#### Texte fourni
┄┄┄┄┄┄
29 mai 2012

Rebelles sans cause.


Sur la route, de Walter Salles (2012).

            Il y a comme ça des œuvres qui, indépendamment de leurs qualités intrinsèques et souvent en accord avec un temps et un lieu, échappent à leur auteur pour entrer dans la légende et se hisser à la hauteur d’un mythe. Sur la route, le roman de Jack Kerouac écrit au début des années 50 et publié en 1957, en fait partie, illustration tardive du « Go West, young man ! » des pionniers mais revue et corrigée par le monde des « hobos » et autres « wild boys of the road »[1] de la crise économique des années 30, signe de ralliement de toute une génération, la « Beat Generation » avec ses beatnicks et, plus tard, le mouvement hippie, hymne à une liberté qui prétend faire fi des tabous et des frontières pour mieux communier avec le cœur même de la terre américaine.
┄┄┄┄┄┄
#### Données fournies
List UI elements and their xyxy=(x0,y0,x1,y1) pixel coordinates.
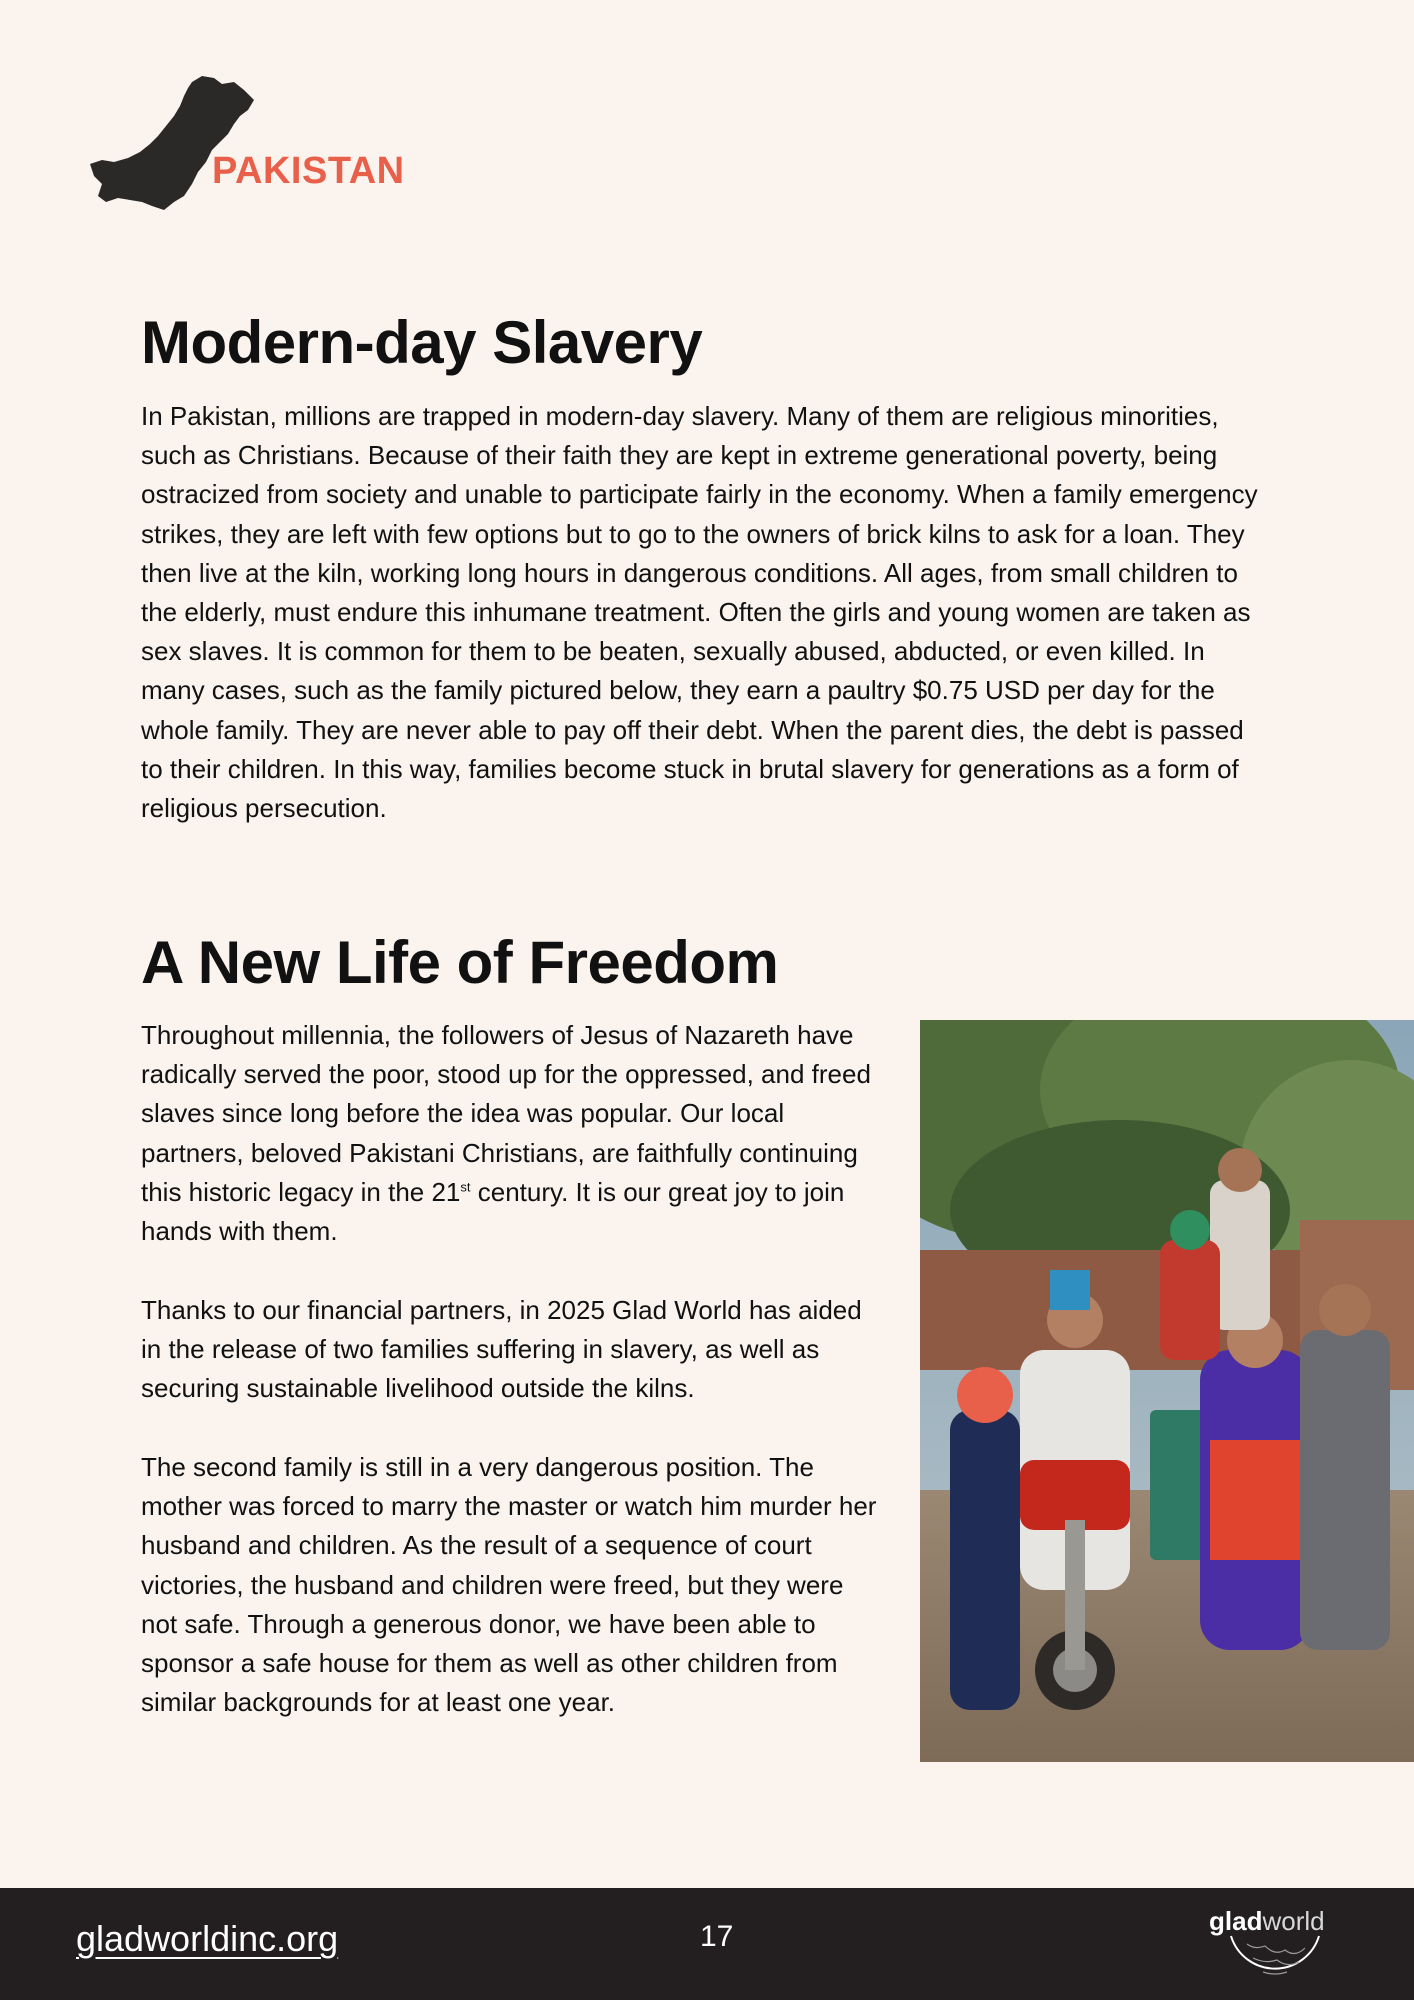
freedom-paragraph-2 xyxy=(141,1291,881,1409)
family-photo xyxy=(920,1020,1414,1762)
freedom-paragraph-1-text-a: Throughout millennia, the followers of Jesus of Nazareth have radically served the poor, stood up for the oppressed, and freed slaves since long before the idea was popular. Our local partners, beloved Pakistani Christians, are faithfully continuing this historic legacy in the 21 xyxy=(141,1020,871,1207)
logo-wordmark-light: world xyxy=(1262,1906,1325,1936)
country-header xyxy=(88,72,428,212)
gladworld-logo xyxy=(1205,1906,1355,1988)
country-name: PAKISTAN xyxy=(212,150,405,192)
logo-wordmark-bold: glad xyxy=(1209,1906,1263,1936)
page-number: 17 xyxy=(700,1920,734,1953)
page-footer xyxy=(0,1888,1414,2000)
family-photo-illustration xyxy=(920,1020,1414,1762)
freedom-paragraph-1 xyxy=(141,1016,881,1251)
freedom-paragraph-3-text: The second family is still in a very dangerous position. The mother was forced to marry the master or watch him murder her husband and children. As the result of a sequence of court victories, the husband and children were freed, but they were not safe. Through a generous donor, we have been able to sponsor a safe house for them as well as other children from similar backgrounds for at least one year. xyxy=(141,1452,877,1718)
ordinal-suffix: st xyxy=(460,1179,471,1195)
logo-wordmark xyxy=(1209,1906,1325,1937)
globe-icon xyxy=(1225,1934,1325,1988)
freedom-paragraph-2-text: Thanks to our financial partners, in 2025 Glad World has aided in the release of two families suffering in slavery, as well as securing sustainable livelihood outside the kilns. xyxy=(141,1295,862,1404)
website-link[interactable]: gladworldinc.org xyxy=(76,1918,339,1959)
freedom-paragraph-3 xyxy=(141,1448,881,1722)
section-title-slavery: Modern-day Slavery xyxy=(141,309,703,376)
slavery-paragraph: In Pakistan, millions are trapped in modern-day slavery. Many of them are religious minorities, such as Christians. Because of their faith they are kept in extreme generational poverty, being ostracized from society and unable to participate fairly in the economy. When a family emergency strikes, they are left with few options but to go to the owners of brick kilns to ask for a loan. They then live at the kiln, working long hours in dangerous conditions. All ages, from small children to the elderly, must endure this inhumane treatment. Often the girls and young women are taken as sex slaves. It is common for them to be beaten, sexually abused, abducted, or even killed. In many cases, such as the family pictured below, they earn a paultry $0.75 USD per day for the whole family. They are never able to pay off their debt. When the parent dies, the debt is passed to their children. In this way, families become stuck in brutal slavery for generations as a form of religious persecution. xyxy=(141,401,1258,824)
freedom-paragraph-1-text-b: century. It is our great joy to join hands with them. xyxy=(141,1176,845,1247)
section-title-freedom: A New Life of Freedom xyxy=(141,929,779,996)
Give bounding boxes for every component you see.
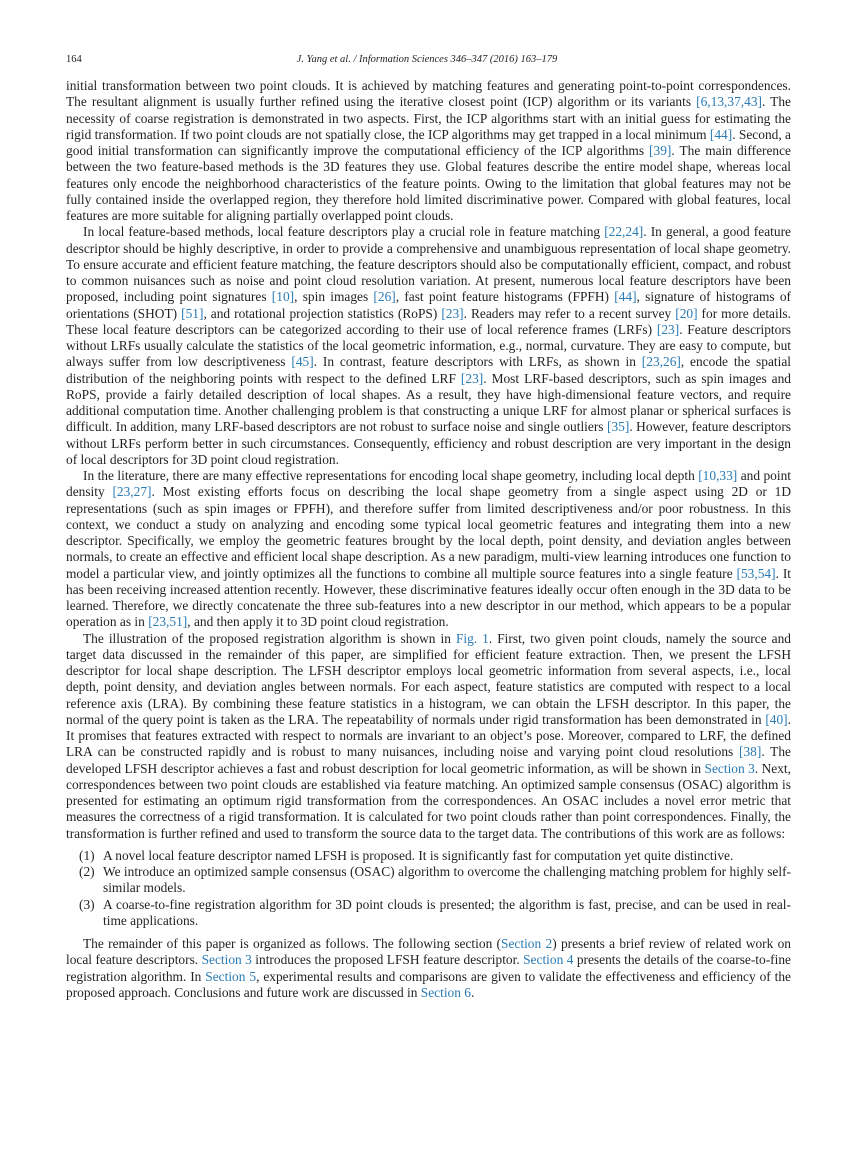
┄┄┄┄┄┄
#### Consigne
Pourriez-vous recopier mot pour mot le passage de la critique de Sur la route qui commence à « Il y a comme » et se termine à « la terre américaine. » ?

#### Réponse
Il y a comme ça des œuvres qui, indépendamment de leurs qualités intrinsèques et souvent en accord avec un temps et un lieu, échappent à leur auteur pour entrer dans la légende et se hisser à la hauteur d’un mythe. Sur la route, le roman de Jack Kerouac écrit au début des années 50 et publié en 1957, en fait partie, illustration tardive du « Go West, young man ! » des pionniers mais revue et corrigée par le monde des « hobos » et autres « wild boys of the road »[1] de la crise économique des années 30, signe de ralliement de toute une génération, la « Beat Generation » avec ses beatnicks et, plus tard, le mouvement hippie, hymne à une liberté qui prétend faire fi des tabous et des frontières pour mieux communier avec le cœur même de la terre américaine.